Task brief:
Rename "document-text-line" to "text-line" everywhere it occurs in the records below. Reproduce every line with no other change.

○ ○ ○ ○ ○ ○ ○

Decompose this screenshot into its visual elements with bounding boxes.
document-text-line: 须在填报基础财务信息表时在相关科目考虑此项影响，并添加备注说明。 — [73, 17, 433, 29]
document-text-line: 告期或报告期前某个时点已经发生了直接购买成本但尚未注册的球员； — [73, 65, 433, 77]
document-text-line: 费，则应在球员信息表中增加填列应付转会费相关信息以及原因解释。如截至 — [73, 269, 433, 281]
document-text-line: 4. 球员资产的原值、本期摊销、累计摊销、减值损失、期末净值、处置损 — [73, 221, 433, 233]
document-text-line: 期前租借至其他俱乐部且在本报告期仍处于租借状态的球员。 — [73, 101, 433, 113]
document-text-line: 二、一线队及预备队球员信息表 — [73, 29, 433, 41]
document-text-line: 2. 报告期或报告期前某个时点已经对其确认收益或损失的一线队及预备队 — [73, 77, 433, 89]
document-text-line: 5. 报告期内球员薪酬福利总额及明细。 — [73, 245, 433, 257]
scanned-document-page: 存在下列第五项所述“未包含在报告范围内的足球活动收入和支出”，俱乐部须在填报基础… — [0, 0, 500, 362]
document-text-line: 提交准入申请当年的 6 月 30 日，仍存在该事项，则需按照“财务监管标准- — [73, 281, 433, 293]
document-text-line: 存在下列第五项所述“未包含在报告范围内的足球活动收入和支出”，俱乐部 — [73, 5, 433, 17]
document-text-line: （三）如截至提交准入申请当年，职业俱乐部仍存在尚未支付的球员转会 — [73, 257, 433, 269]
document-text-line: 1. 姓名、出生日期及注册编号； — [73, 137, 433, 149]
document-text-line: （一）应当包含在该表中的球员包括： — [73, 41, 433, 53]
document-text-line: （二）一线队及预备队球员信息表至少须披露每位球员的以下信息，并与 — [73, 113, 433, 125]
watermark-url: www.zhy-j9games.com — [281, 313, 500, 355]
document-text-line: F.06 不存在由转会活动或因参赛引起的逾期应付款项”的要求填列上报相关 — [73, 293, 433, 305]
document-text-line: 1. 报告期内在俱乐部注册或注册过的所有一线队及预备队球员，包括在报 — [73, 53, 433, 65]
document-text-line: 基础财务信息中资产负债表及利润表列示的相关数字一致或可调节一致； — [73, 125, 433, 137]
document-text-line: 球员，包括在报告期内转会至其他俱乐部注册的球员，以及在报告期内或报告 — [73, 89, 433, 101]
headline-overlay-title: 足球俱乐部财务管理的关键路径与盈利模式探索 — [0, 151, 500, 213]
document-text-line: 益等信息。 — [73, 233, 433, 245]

○ ○ ○ ○ ○ ○ ○

Final result:
Decompose this screenshot into its visual elements with bounding boxes.
text-line: 须在填报基础财务信息表时在相关科目考虑此项影响，并添加备注说明。 — [73, 17, 433, 29]
text-line: 告期或报告期前某个时点已经发生了直接购买成本但尚未注册的球员； — [73, 65, 433, 77]
text-line: 费，则应在球员信息表中增加填列应付转会费相关信息以及原因解释。如截至 — [73, 269, 433, 281]
text-line: 4. 球员资产的原值、本期摊销、累计摊销、减值损失、期末净值、处置损 — [73, 221, 433, 233]
text-line: 期前租借至其他俱乐部且在本报告期仍处于租借状态的球员。 — [73, 101, 433, 113]
text-line: 二、一线队及预备队球员信息表 — [73, 29, 433, 41]
text-line: 2. 报告期或报告期前某个时点已经对其确认收益或损失的一线队及预备队 — [73, 77, 433, 89]
text-line: 5. 报告期内球员薪酬福利总额及明细。 — [73, 245, 433, 257]
scanned-document-page: 存在下列第五项所述“未包含在报告范围内的足球活动收入和支出”，俱乐部须在填报基础… — [0, 0, 500, 362]
text-line: 提交准入申请当年的 6 月 30 日，仍存在该事项，则需按照“财务监管标准- — [73, 281, 433, 293]
text-line: 存在下列第五项所述“未包含在报告范围内的足球活动收入和支出”，俱乐部 — [73, 5, 433, 17]
text-line: （三）如截至提交准入申请当年，职业俱乐部仍存在尚未支付的球员转会 — [73, 257, 433, 269]
text-line: 1. 姓名、出生日期及注册编号； — [73, 137, 433, 149]
text-line: （一）应当包含在该表中的球员包括： — [73, 41, 433, 53]
text-line: （二）一线队及预备队球员信息表至少须披露每位球员的以下信息，并与 — [73, 113, 433, 125]
watermark-url: www.zhy-j9games.com — [281, 313, 500, 355]
text-line: F.06 不存在由转会活动或因参赛引起的逾期应付款项”的要求填列上报相关 — [73, 293, 433, 305]
text-line: 1. 报告期内在俱乐部注册或注册过的所有一线队及预备队球员，包括在报 — [73, 53, 433, 65]
text-line: 基础财务信息中资产负债表及利润表列示的相关数字一致或可调节一致； — [73, 125, 433, 137]
text-line: 球员，包括在报告期内转会至其他俱乐部注册的球员，以及在报告期内或报告 — [73, 89, 433, 101]
headline-overlay-title: 足球俱乐部财务管理的关键路径与盈利模式探索 — [0, 151, 500, 213]
text-line: 益等信息。 — [73, 233, 433, 245]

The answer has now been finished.